PROBLEM DESCRIPTION: Repeat the material exactly as it appears.

EXTRACTED INFORMATION:
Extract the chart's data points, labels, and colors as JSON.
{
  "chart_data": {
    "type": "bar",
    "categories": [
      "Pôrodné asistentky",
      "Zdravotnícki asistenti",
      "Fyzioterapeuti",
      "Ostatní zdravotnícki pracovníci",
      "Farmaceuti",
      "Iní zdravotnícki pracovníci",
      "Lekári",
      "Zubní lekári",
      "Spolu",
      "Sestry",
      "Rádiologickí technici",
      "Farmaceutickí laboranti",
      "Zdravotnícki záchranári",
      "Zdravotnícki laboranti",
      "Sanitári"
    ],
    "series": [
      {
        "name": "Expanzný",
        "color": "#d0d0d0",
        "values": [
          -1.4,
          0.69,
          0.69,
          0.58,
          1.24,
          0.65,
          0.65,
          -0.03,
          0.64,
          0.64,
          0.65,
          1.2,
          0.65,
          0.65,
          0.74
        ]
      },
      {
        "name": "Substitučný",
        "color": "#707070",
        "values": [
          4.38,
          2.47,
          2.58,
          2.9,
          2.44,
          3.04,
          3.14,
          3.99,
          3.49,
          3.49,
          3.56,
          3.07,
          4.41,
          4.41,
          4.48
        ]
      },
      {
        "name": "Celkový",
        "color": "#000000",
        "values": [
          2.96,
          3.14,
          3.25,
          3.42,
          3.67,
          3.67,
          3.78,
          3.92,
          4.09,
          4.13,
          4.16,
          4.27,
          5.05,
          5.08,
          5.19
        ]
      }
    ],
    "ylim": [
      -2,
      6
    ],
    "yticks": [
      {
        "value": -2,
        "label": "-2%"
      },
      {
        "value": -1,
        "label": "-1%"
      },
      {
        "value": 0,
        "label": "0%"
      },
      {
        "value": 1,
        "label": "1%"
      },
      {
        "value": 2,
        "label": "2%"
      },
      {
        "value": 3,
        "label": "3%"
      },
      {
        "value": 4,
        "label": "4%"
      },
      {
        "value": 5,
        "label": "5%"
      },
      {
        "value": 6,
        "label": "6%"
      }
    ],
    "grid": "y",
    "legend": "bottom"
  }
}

TASK RESULT:
Extract the chart's data points, labels, and colors as JSON.
{
  "chart_data": {
    "type": "bar",
    "categories": [
      "Pôrodné asistentky",
      "Zdravotnícki asistenti",
      "Fyzioterapeuti",
      "Ostatní zdravotnícki pracovníci",
      "Farmaceuti",
      "Iní zdravotnícki pracovníci",
      "Lekári",
      "Zubní lekári",
      "Spolu",
      "Sestry",
      "Rádiologickí technici",
      "Farmaceutickí laboranti",
      "Zdravotnícki záchranári",
      "Zdravotnícki laboranti",
      "Sanitári"
    ],
    "series": [
      {
        "name": "Expanzný",
        "color": "#d0d0d0",
        "values": [
          -1.4,
          0.69,
          0.69,
          0.58,
          1.24,
          0.65,
          0.65,
          -0.03,
          0.64,
          0.64,
          0.65,
          1.2,
          0.65,
          0.65,
          0.74
        ]
      },
      {
        "name": "Substitučný",
        "color": "#707070",
        "values": [
          4.38,
          2.47,
          2.58,
          2.9,
          2.44,
          3.04,
          3.14,
          3.99,
          3.49,
          3.49,
          3.56,
          3.07,
          4.41,
          4.41,
          4.48
        ]
      },
      {
        "name": "Celkový",
        "color": "#000000",
        "values": [
          2.96,
          3.14,
          3.25,
          3.42,
          3.67,
          3.67,
          3.78,
          3.92,
          4.09,
          4.13,
          4.16,
          4.27,
          5.05,
          5.08,
          5.19
        ]
      }
    ],
    "ylim": [
      -2,
      6
    ],
    "yticks": [
      {
        "value": -2,
        "label": "-2%"
      },
      {
        "value": -1,
        "label": "-1%"
      },
      {
        "value": 0,
        "label": "0%"
      },
      {
        "value": 1,
        "label": "1%"
      },
      {
        "value": 2,
        "label": "2%"
      },
      {
        "value": 3,
        "label": "3%"
      },
      {
        "value": 4,
        "label": "4%"
      },
      {
        "value": 5,
        "label": "5%"
      },
      {
        "value": 6,
        "label": "6%"
      }
    ],
    "grid": "y",
    "legend": "bottom"
  }
}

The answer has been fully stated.